**AIM:** Edit the rows below so that every "spread-bar" becomes "range-bar", leaving all other text unchanged.

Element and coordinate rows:
********

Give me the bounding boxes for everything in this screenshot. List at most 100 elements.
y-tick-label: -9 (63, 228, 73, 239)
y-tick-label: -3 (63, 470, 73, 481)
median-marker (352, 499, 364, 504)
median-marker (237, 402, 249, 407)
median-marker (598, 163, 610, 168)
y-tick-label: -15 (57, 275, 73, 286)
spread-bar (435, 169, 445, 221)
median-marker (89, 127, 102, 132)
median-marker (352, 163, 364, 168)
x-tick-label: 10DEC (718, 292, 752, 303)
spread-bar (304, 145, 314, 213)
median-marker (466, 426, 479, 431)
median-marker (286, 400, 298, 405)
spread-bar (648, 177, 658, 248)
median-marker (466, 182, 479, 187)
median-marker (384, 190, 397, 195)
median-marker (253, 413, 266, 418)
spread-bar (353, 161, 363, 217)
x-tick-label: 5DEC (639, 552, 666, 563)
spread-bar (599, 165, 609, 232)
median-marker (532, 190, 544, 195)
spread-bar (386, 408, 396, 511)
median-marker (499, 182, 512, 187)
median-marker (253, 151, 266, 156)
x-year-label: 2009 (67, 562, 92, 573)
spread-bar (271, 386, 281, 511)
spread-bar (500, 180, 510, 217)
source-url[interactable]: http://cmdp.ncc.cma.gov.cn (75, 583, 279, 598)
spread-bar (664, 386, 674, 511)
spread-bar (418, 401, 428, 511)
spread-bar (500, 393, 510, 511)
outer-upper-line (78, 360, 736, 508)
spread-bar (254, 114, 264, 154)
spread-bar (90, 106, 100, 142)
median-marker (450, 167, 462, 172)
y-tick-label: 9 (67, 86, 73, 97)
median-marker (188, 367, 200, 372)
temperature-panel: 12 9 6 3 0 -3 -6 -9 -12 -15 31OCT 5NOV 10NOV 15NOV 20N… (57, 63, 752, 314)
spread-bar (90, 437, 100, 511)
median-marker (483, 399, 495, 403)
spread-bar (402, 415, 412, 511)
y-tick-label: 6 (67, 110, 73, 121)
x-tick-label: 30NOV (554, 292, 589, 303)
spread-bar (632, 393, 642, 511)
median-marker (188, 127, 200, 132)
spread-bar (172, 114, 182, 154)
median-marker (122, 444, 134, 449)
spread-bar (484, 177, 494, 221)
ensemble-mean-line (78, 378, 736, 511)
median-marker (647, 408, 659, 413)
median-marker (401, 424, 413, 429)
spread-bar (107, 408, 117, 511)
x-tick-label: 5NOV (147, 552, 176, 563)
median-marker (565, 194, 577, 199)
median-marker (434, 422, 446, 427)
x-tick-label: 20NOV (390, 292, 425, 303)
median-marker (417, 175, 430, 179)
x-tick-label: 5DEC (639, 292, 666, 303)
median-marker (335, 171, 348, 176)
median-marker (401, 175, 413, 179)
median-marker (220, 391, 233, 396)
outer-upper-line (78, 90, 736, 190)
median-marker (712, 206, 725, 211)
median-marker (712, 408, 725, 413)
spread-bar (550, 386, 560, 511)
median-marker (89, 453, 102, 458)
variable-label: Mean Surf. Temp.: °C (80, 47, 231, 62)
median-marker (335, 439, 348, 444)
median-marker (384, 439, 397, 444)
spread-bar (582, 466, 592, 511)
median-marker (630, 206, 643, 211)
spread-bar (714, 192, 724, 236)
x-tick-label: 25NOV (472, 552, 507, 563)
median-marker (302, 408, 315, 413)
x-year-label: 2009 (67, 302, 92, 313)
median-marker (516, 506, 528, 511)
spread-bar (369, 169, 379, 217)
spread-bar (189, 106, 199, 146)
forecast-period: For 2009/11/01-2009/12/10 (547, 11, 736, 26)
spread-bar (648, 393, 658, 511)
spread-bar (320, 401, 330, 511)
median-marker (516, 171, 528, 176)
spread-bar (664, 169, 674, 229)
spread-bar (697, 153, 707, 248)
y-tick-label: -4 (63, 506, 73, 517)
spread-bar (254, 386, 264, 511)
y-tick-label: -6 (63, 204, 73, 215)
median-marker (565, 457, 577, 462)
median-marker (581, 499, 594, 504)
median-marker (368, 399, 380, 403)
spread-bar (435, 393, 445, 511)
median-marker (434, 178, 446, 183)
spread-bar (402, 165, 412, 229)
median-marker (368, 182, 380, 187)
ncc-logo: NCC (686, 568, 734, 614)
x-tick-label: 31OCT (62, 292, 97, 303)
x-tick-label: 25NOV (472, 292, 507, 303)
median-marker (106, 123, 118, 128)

********

**COMPLETE ANSWER:**
Give me the bounding boxes for everything in this screenshot. List at most 100 elements.
y-tick-label: -9 (63, 228, 73, 239)
y-tick-label: -3 (63, 470, 73, 481)
median-marker (352, 499, 364, 504)
median-marker (237, 402, 249, 407)
median-marker (598, 163, 610, 168)
y-tick-label: -15 (57, 275, 73, 286)
range-bar (435, 169, 445, 221)
median-marker (89, 127, 102, 132)
median-marker (352, 163, 364, 168)
x-tick-label: 10DEC (718, 292, 752, 303)
range-bar (304, 145, 314, 213)
median-marker (466, 426, 479, 431)
median-marker (286, 400, 298, 405)
range-bar (648, 177, 658, 248)
median-marker (466, 182, 479, 187)
median-marker (384, 190, 397, 195)
median-marker (253, 413, 266, 418)
range-bar (353, 161, 363, 217)
x-tick-label: 5DEC (639, 552, 666, 563)
range-bar (599, 165, 609, 232)
median-marker (532, 190, 544, 195)
range-bar (386, 408, 396, 511)
median-marker (499, 182, 512, 187)
median-marker (253, 151, 266, 156)
x-year-label: 2009 (67, 562, 92, 573)
range-bar (271, 386, 281, 511)
range-bar (500, 180, 510, 217)
source-url[interactable]: http://cmdp.ncc.cma.gov.cn (75, 583, 279, 598)
range-bar (664, 386, 674, 511)
range-bar (418, 401, 428, 511)
range-bar (500, 393, 510, 511)
outer-upper-line (78, 360, 736, 508)
range-bar (254, 114, 264, 154)
range-bar (90, 106, 100, 142)
median-marker (450, 167, 462, 172)
y-tick-label: 9 (67, 86, 73, 97)
median-marker (188, 367, 200, 372)
temperature-panel: 12 9 6 3 0 -3 -6 -9 -12 -15 31OCT 5NOV 10NOV 15NOV 20N… (57, 63, 752, 314)
range-bar (90, 437, 100, 511)
median-marker (483, 399, 495, 403)
range-bar (402, 415, 412, 511)
y-tick-label: 6 (67, 110, 73, 121)
x-tick-label: 30NOV (554, 292, 589, 303)
range-bar (632, 393, 642, 511)
median-marker (188, 127, 200, 132)
range-bar (172, 114, 182, 154)
median-marker (122, 444, 134, 449)
range-bar (484, 177, 494, 221)
ensemble-mean-line (78, 378, 736, 511)
median-marker (647, 408, 659, 413)
median-marker (401, 424, 413, 429)
range-bar (107, 408, 117, 511)
x-tick-label: 5NOV (147, 552, 176, 563)
median-marker (565, 194, 577, 199)
median-marker (434, 422, 446, 427)
x-tick-label: 20NOV (390, 292, 425, 303)
median-marker (417, 175, 430, 179)
x-tick-label: 5DEC (639, 292, 666, 303)
median-marker (335, 171, 348, 176)
median-marker (401, 175, 413, 179)
median-marker (220, 391, 233, 396)
outer-upper-line (78, 90, 736, 190)
median-marker (712, 206, 725, 211)
median-marker (712, 408, 725, 413)
range-bar (550, 386, 560, 511)
median-marker (89, 453, 102, 458)
variable-label: Mean Surf. Temp.: °C (80, 47, 231, 62)
median-marker (335, 439, 348, 444)
median-marker (384, 439, 397, 444)
range-bar (582, 466, 592, 511)
median-marker (630, 206, 643, 211)
range-bar (714, 192, 724, 236)
x-tick-label: 25NOV (472, 552, 507, 563)
median-marker (302, 408, 315, 413)
x-year-label: 2009 (67, 302, 92, 313)
median-marker (516, 506, 528, 511)
range-bar (369, 169, 379, 217)
range-bar (189, 106, 199, 146)
forecast-period: For 2009/11/01-2009/12/10 (547, 11, 736, 26)
range-bar (648, 393, 658, 511)
range-bar (320, 401, 330, 511)
median-marker (516, 171, 528, 176)
range-bar (664, 169, 674, 229)
range-bar (697, 153, 707, 248)
y-tick-label: -4 (63, 506, 73, 517)
range-bar (254, 386, 264, 511)
y-tick-label: -6 (63, 204, 73, 215)
median-marker (565, 457, 577, 462)
median-marker (581, 499, 594, 504)
median-marker (368, 399, 380, 403)
range-bar (435, 393, 445, 511)
median-marker (434, 178, 446, 183)
range-bar (402, 165, 412, 229)
median-marker (368, 182, 380, 187)
ncc-logo: NCC (686, 568, 734, 614)
x-tick-label: 31OCT (62, 292, 97, 303)
x-tick-label: 25NOV (472, 292, 507, 303)
median-marker (106, 123, 118, 128)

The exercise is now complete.